WHAT IS ASKED: Write out, precisely and in full, each line of the material.

PROVIDED INFORMATION:
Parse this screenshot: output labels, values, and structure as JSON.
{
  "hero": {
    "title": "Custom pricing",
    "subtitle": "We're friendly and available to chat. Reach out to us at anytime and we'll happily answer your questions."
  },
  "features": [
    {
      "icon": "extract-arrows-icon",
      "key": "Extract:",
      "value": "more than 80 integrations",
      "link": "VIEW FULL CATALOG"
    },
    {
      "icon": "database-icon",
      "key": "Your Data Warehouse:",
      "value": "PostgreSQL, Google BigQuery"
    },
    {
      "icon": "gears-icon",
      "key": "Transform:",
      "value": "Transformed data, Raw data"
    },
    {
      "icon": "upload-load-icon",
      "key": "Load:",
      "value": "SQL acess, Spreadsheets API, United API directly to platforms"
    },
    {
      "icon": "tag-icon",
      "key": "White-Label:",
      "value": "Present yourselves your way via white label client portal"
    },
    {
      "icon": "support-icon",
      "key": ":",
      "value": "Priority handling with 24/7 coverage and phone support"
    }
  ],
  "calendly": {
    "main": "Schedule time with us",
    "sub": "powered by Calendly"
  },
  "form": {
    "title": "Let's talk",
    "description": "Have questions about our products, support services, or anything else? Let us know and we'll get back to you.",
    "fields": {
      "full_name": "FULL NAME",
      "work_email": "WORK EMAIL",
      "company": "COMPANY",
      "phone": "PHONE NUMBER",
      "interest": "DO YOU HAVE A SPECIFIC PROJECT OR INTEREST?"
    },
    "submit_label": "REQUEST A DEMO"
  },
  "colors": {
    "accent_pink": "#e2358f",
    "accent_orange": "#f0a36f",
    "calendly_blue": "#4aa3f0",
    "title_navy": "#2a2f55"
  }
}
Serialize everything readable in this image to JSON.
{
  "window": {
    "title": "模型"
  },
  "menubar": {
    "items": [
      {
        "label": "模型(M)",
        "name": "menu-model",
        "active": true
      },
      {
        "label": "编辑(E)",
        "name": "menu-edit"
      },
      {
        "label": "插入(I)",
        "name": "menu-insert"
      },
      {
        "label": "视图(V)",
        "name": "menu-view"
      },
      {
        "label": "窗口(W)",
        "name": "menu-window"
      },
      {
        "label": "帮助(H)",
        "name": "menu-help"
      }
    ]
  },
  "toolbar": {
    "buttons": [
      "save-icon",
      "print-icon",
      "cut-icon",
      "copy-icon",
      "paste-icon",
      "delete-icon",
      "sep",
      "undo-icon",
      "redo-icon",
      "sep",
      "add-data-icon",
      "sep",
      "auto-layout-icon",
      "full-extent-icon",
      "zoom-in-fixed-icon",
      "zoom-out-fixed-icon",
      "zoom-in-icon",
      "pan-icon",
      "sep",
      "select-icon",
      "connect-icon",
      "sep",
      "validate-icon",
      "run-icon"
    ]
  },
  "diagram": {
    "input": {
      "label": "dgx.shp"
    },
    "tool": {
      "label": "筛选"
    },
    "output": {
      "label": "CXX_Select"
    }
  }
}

CORRECT RESPONSE:
Parse this screenshot: output labels, values, and structure as JSON.
{
  "hero": {
    "title": "Custom pricing",
    "subtitle": "We're friendly and available to chat. Reach out to us at anytime and we'll happily answer your questions."
  },
  "features": [
    {
      "icon": "extract-arrows-icon",
      "key": "Extract:",
      "value": "more than 80 integrations",
      "link": "VIEW FULL CATALOG"
    },
    {
      "icon": "database-icon",
      "key": "Your Data Warehouse:",
      "value": "PostgreSQL, Google BigQuery"
    },
    {
      "icon": "gears-icon",
      "key": "Transform:",
      "value": "Transformed data, Raw data"
    },
    {
      "icon": "upload-load-icon",
      "key": "Load:",
      "value": "SQL acess, Spreadsheets API, United API directly to platforms"
    },
    {
      "icon": "tag-icon",
      "key": "White-Label:",
      "value": "Present yourselves your way via white label client portal"
    },
    {
      "icon": "support-icon",
      "key": ":",
      "value": "Priority handling with 24/7 coverage and phone support"
    }
  ],
  "calendly": {
    "main": "Schedule time with us",
    "sub": "powered by Calendly"
  },
  "form": {
    "title": "Let's talk",
    "description": "Have questions about our products, support services, or anything else? Let us know and we'll get back to you.",
    "fields": {
      "full_name": "FULL NAME",
      "work_email": "WORK EMAIL",
      "company": "COMPANY",
      "phone": "PHONE NUMBER",
      "interest": "DO YOU HAVE A SPECIFIC PROJECT OR INTEREST?"
    },
    "submit_label": "REQUEST A DEMO"
  },
  "colors": {
    "accent_pink": "#e2358f",
    "accent_orange": "#f0a36f",
    "calendly_blue": "#4aa3f0",
    "title_navy": "#2a2f55"
  }
}
Serialize everything readable in this image to JSON.
{
  "window": {
    "title": "模型"
  },
  "menubar": {
    "items": [
      {
        "label": "模型(M)",
        "name": "menu-model",
        "active": true
      },
      {
        "label": "编辑(E)",
        "name": "menu-edit"
      },
      {
        "label": "插入(I)",
        "name": "menu-insert"
      },
      {
        "label": "视图(V)",
        "name": "menu-view"
      },
      {
        "label": "窗口(W)",
        "name": "menu-window"
      },
      {
        "label": "帮助(H)",
        "name": "menu-help"
      }
    ]
  },
  "toolbar": {
    "buttons": [
      "save-icon",
      "print-icon",
      "cut-icon",
      "copy-icon",
      "paste-icon",
      "delete-icon",
      "sep",
      "undo-icon",
      "redo-icon",
      "sep",
      "add-data-icon",
      "sep",
      "auto-layout-icon",
      "full-extent-icon",
      "zoom-in-fixed-icon",
      "zoom-out-fixed-icon",
      "zoom-in-icon",
      "pan-icon",
      "sep",
      "select-icon",
      "connect-icon",
      "sep",
      "validate-icon",
      "run-icon"
    ]
  },
  "diagram": {
    "input": {
      "label": "dgx.shp"
    },
    "tool": {
      "label": "筛选"
    },
    "output": {
      "label": "CXX_Select"
    }
  }
}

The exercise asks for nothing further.